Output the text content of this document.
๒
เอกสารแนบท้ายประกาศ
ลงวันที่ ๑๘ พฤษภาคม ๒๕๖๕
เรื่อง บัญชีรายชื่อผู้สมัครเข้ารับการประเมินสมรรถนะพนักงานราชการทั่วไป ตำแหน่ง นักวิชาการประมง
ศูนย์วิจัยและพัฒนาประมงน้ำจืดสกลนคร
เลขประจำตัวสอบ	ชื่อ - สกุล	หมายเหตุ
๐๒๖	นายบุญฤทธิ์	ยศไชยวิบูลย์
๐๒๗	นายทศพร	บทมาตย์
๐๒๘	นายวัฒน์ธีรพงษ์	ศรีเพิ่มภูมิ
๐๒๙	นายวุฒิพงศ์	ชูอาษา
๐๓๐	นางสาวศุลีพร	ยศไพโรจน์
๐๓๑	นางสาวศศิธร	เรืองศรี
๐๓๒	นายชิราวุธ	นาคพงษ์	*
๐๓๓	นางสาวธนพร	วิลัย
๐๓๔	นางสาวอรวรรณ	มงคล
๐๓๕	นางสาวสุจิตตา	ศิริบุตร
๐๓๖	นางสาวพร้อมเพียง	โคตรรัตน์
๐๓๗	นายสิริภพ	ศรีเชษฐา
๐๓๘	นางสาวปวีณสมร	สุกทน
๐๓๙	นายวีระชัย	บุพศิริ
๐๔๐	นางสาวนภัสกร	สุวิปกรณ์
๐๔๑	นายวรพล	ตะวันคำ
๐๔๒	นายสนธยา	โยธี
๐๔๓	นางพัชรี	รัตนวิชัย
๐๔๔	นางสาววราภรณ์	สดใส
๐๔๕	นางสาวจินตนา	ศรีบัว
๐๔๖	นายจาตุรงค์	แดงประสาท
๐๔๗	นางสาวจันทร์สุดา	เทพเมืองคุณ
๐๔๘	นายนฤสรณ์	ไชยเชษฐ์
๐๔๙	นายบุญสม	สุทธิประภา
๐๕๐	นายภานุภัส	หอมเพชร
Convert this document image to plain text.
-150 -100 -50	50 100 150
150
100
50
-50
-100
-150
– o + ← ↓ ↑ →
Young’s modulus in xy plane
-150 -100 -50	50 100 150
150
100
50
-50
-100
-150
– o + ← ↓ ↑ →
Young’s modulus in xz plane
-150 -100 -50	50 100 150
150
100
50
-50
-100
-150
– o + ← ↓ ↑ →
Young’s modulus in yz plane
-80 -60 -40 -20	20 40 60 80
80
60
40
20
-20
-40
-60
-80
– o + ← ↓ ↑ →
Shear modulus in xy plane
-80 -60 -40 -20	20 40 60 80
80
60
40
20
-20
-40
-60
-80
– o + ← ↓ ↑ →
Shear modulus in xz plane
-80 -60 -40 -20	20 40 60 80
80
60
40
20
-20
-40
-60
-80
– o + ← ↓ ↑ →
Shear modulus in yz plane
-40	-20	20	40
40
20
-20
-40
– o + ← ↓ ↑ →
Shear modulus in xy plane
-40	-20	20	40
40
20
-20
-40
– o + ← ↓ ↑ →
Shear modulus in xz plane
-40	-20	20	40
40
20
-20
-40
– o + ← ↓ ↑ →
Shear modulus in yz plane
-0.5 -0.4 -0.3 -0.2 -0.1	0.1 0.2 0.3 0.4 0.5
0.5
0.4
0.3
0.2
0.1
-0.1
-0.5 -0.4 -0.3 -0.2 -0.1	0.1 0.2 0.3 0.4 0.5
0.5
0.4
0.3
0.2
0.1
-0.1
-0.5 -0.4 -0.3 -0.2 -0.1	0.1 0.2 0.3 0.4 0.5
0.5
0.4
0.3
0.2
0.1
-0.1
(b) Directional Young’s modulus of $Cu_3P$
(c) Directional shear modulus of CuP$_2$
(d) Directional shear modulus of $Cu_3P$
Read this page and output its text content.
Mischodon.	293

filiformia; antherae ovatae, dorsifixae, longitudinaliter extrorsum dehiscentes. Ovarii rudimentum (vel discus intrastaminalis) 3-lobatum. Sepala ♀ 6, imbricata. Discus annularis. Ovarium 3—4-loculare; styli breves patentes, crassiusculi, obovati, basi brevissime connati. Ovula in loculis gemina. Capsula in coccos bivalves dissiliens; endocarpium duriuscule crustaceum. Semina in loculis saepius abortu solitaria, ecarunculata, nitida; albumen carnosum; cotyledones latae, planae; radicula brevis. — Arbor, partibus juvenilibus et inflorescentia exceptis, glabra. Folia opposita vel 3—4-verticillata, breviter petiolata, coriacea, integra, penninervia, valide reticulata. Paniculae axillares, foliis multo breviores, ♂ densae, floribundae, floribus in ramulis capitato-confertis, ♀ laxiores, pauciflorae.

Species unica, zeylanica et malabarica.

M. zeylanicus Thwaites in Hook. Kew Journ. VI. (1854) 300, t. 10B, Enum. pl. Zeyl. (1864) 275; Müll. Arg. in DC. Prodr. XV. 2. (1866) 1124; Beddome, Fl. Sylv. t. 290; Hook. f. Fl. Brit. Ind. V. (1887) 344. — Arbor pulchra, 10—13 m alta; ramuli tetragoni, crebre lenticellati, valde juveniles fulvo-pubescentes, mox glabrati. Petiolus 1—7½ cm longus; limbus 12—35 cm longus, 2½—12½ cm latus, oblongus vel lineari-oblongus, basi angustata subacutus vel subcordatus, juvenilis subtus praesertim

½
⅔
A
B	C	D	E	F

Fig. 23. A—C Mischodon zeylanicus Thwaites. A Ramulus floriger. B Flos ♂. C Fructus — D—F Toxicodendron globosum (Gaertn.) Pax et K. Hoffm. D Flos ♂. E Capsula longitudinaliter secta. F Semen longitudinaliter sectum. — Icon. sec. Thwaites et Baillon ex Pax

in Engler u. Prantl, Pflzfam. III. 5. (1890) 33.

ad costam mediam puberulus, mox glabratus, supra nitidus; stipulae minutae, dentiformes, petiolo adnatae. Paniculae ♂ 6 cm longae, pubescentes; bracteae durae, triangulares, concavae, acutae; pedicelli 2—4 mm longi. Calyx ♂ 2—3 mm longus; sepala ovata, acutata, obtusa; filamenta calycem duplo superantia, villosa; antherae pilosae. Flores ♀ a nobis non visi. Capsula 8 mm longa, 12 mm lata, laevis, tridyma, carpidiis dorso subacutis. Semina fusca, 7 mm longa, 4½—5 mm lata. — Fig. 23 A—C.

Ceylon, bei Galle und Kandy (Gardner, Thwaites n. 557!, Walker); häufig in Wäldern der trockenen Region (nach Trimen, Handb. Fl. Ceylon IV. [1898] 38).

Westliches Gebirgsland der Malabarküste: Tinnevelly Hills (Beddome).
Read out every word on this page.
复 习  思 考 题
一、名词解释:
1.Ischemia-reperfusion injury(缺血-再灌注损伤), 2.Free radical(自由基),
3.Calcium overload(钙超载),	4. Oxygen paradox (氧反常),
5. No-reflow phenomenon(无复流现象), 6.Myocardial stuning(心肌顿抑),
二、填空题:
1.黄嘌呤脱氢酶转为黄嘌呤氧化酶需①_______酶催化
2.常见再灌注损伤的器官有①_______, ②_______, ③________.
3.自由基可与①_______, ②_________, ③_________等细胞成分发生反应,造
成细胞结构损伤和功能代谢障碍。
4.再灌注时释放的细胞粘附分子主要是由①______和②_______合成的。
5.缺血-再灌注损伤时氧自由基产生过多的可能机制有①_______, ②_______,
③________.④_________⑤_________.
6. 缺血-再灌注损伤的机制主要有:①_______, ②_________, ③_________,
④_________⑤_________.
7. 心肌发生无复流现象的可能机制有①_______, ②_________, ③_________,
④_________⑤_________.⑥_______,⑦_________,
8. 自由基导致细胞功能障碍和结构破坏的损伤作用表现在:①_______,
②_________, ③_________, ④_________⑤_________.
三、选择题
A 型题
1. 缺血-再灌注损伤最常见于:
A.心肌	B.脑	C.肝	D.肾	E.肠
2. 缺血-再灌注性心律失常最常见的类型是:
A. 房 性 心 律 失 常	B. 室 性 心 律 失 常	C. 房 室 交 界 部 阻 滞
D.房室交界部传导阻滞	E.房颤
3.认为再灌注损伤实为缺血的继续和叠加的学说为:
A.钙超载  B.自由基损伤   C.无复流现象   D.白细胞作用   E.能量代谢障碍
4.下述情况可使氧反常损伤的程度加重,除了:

::::::

▶ _REQUIREMENT_:
All lines above with "Young" in them should be returned.

▶ _RESULT OF THIS TASK_:
Young’s modulus in xy plane
Young’s modulus in xz plane
Young’s modulus in yz plane
(b) Directional Young’s modulus of $Cu_3P$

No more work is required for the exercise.